Every line below that contains "School" is to be copied.
(Materials provided Opens)
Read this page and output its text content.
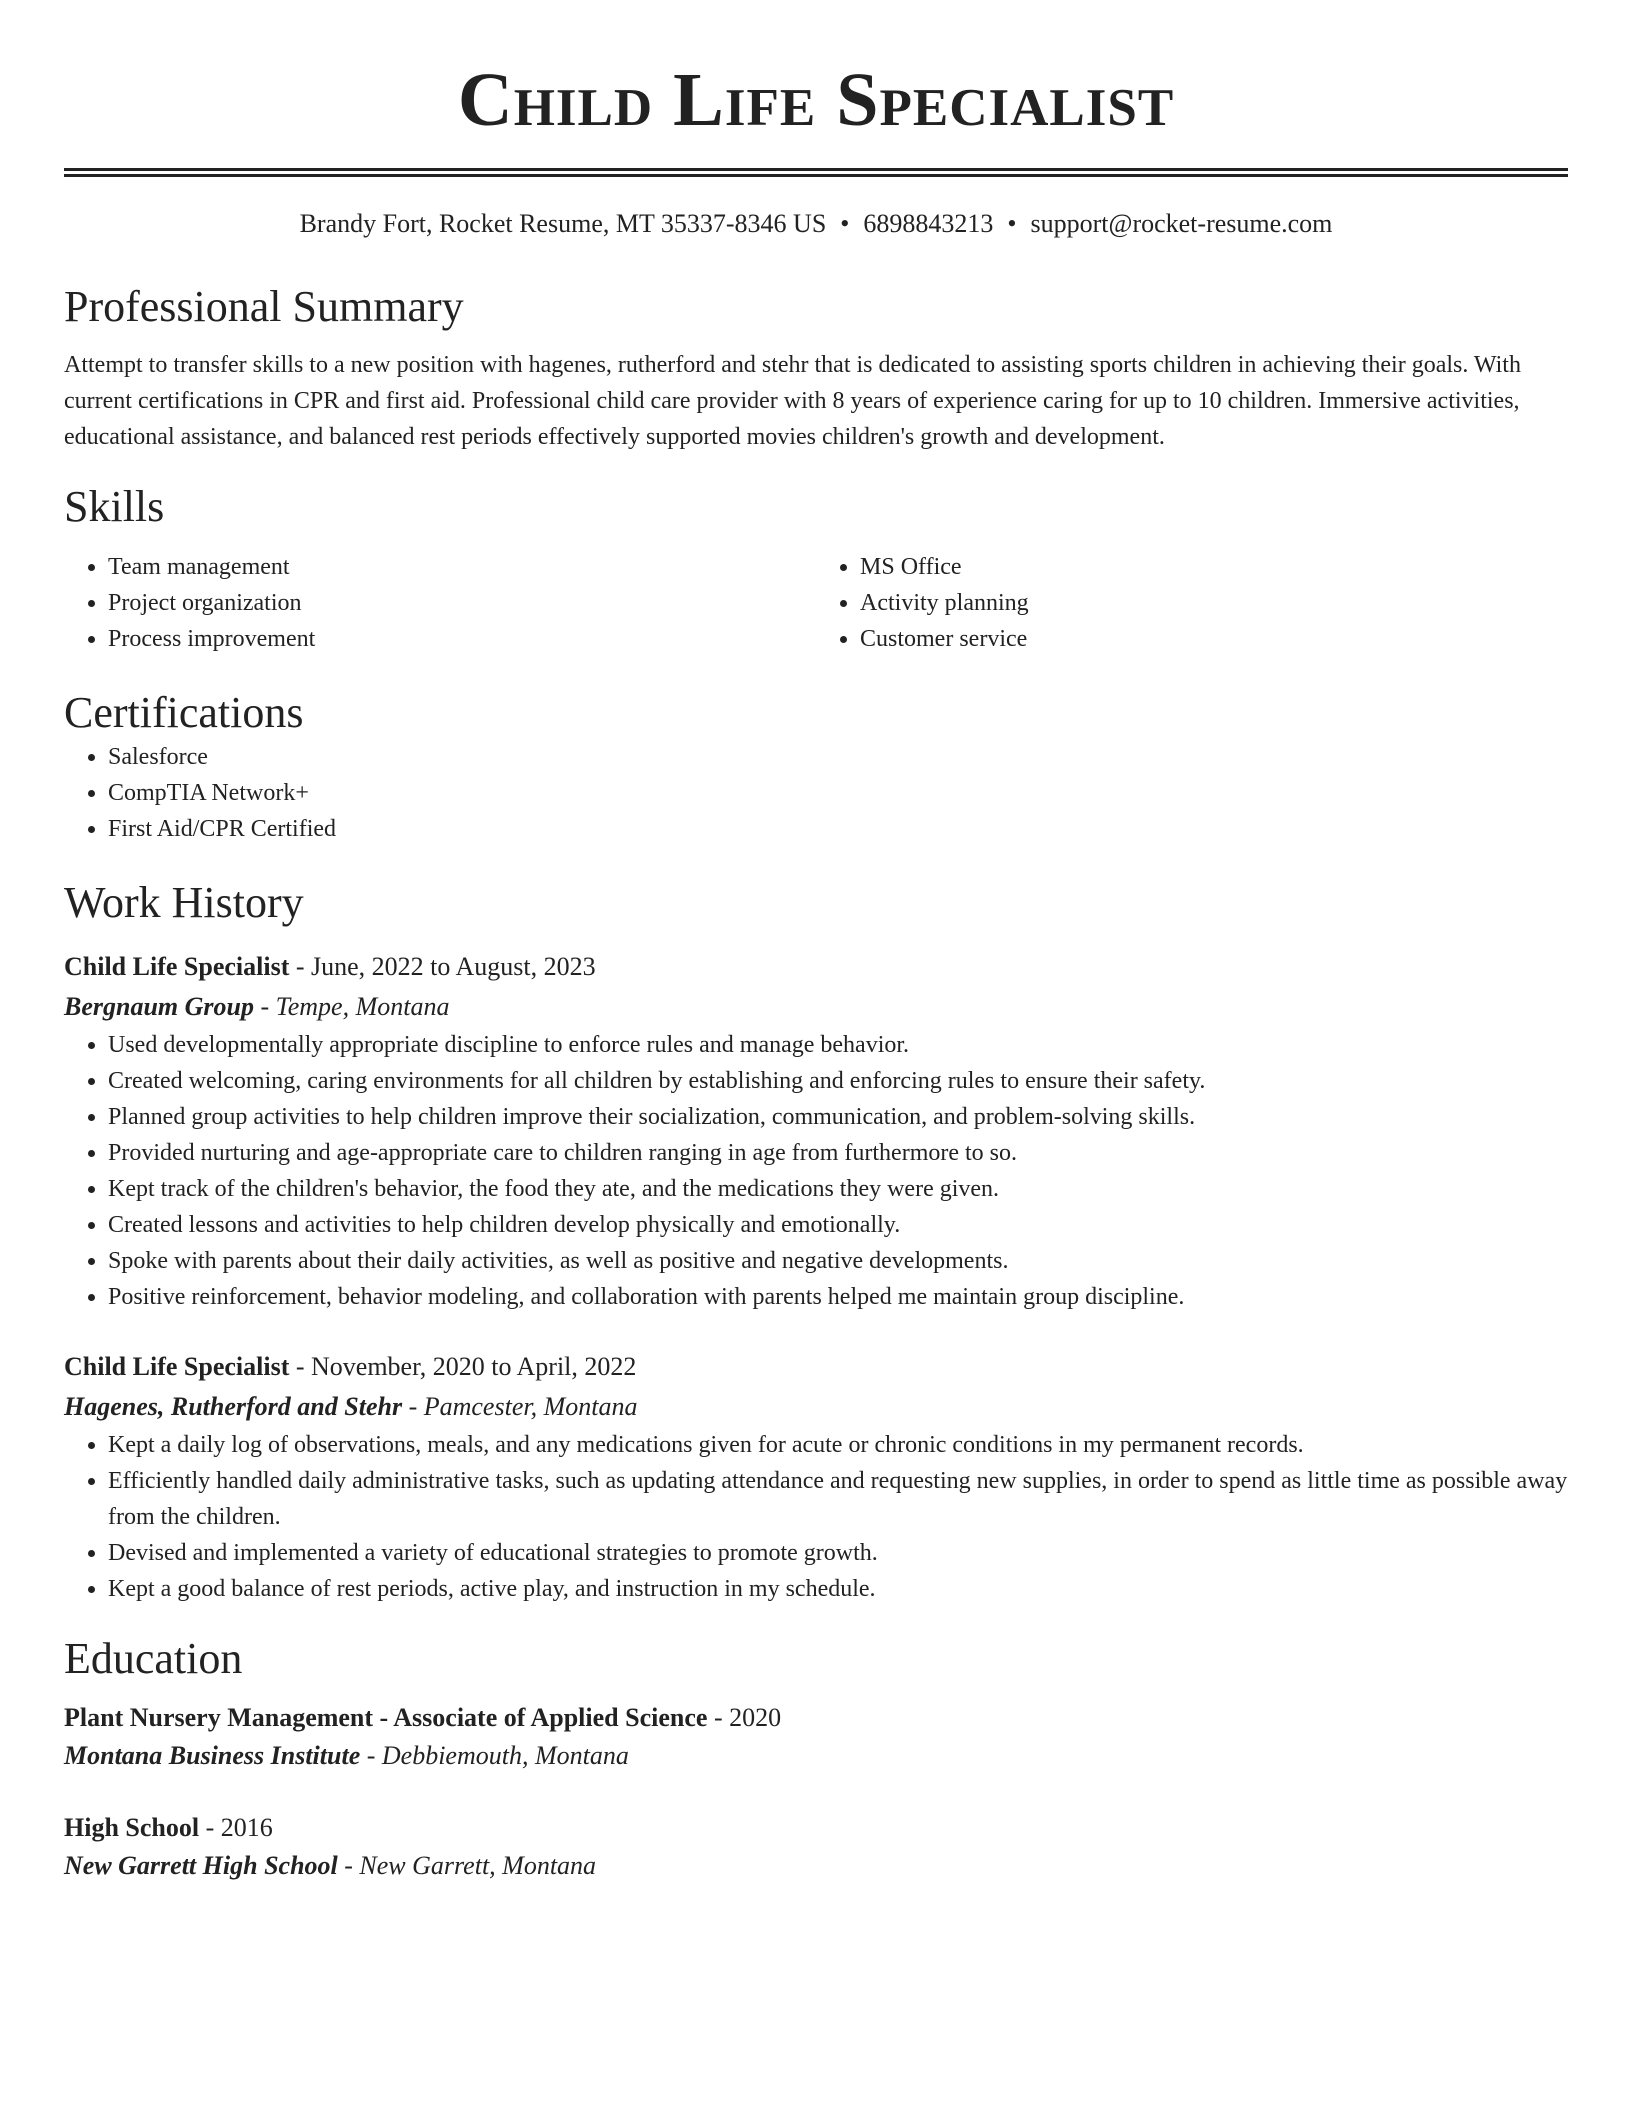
Child Life Specialist
Brandy Fort, Rocket Resume, MT 35337-8346 US • 6898843213 • support@rocket-resume.com
Professional Summary

Attempt to transfer skills to a new position with hagenes, rutherford and stehr that is dedicated to assisting sports children in achieving their goals. With current certifications in CPR and first aid. Professional child care provider with 8 years of experience caring for up to 10 children. Immersive activities, educational assistance, and balanced rest periods effectively supported movies children's growth and development.

Skills
• Team management
• Project organization
• Process improvement
• MS Office
• Activity planning
• Customer service
Certifications
• Salesforce
• CompTIA Network+
• First Aid/CPR Certified
Work History
Child Life Specialist - June, 2022 to August, 2023
Bergnaum Group - Tempe, Montana
• Used developmentally appropriate discipline to enforce rules and manage behavior.
• Created welcoming, caring environments for all children by establishing and enforcing rules to ensure their safety.
• Planned group activities to help children improve their socialization, communication, and problem-solving skills.
• Provided nurturing and age-appropriate care to children ranging in age from furthermore to so.
• Kept track of the children's behavior, the food they ate, and the medications they were given.
• Created lessons and activities to help children develop physically and emotionally.
• Spoke with parents about their daily activities, as well as positive and negative developments.
• Positive reinforcement, behavior modeling, and collaboration with parents helped me maintain group discipline.
Child Life Specialist - November, 2020 to April, 2022
Hagenes, Rutherford and Stehr - Pamcester, Montana
• Kept a daily log of observations, meals, and any medications given for acute or chronic conditions in my permanent records.
• Efficiently handled daily administrative tasks, such as updating attendance and requesting new supplies, in order to spend as little time as possible away from the children.
• Devised and implemented a variety of educational strategies to promote growth.
• Kept a good balance of rest periods, active play, and instruction in my schedule.
Education
Plant Nursery Management - Associate of Applied Science - 2020
Montana Business Institute - Debbiemouth, Montana
High School - 2016
New Garrett High School - New Garrett, Montana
(Materials provided Closes)
• **Reply to the exercise**:
High School - 2016
New Garrett High School - New Garrett, Montana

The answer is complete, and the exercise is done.